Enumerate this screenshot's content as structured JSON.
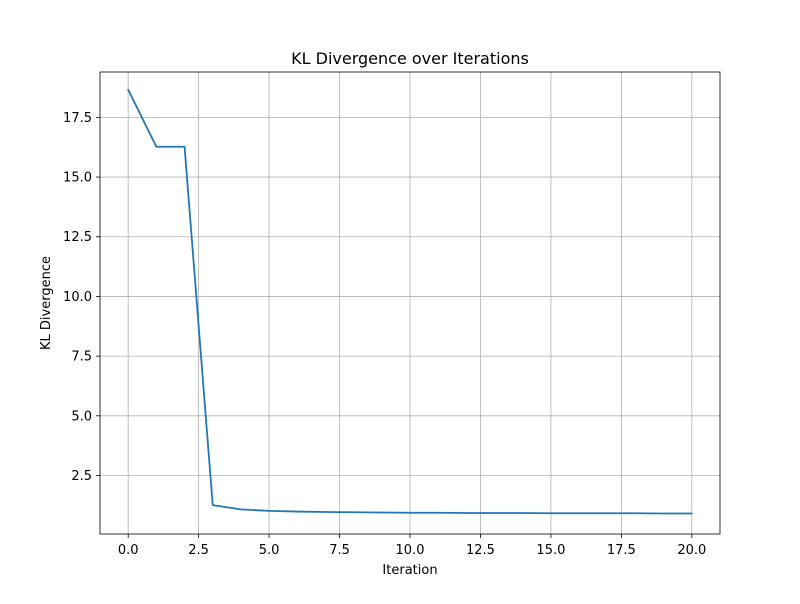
{
  "chart_data": {
    "type": "line",
    "title": "KL Divergence over Iterations",
    "xlabel": "Iteration",
    "ylabel": "KL Divergence",
    "xlim": [
      -1.0,
      21.0
    ],
    "ylim": [
      0.05,
      19.4
    ],
    "grid": true,
    "x_ticks": [
      0.0,
      2.5,
      5.0,
      7.5,
      10.0,
      12.5,
      15.0,
      17.5,
      20.0
    ],
    "x_tick_labels": [
      "0.0",
      "2.5",
      "5.0",
      "7.5",
      "10.0",
      "12.5",
      "15.0",
      "17.5",
      "20.0"
    ],
    "y_ticks": [
      2.5,
      5.0,
      7.5,
      10.0,
      12.5,
      15.0,
      17.5
    ],
    "y_tick_labels": [
      "2.5",
      "5.0",
      "7.5",
      "10.0",
      "12.5",
      "15.0",
      "17.5"
    ],
    "series": [
      {
        "color": "#1f77b4",
        "x": [
          0,
          1,
          2,
          3,
          4,
          5,
          6,
          7,
          8,
          9,
          10,
          11,
          12,
          13,
          14,
          15,
          16,
          17,
          18,
          19,
          20
        ],
        "y": [
          18.66,
          16.27,
          16.27,
          1.26,
          1.08,
          1.02,
          0.99,
          0.97,
          0.96,
          0.95,
          0.94,
          0.94,
          0.93,
          0.93,
          0.93,
          0.92,
          0.92,
          0.92,
          0.92,
          0.91,
          0.91
        ]
      }
    ]
  }
}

....

Which lines of the data above contain "Divergence"? Copy each one.

◆ Full solution:
    "title": "KL Divergence over Iterations",
    "ylabel": "KL Divergence",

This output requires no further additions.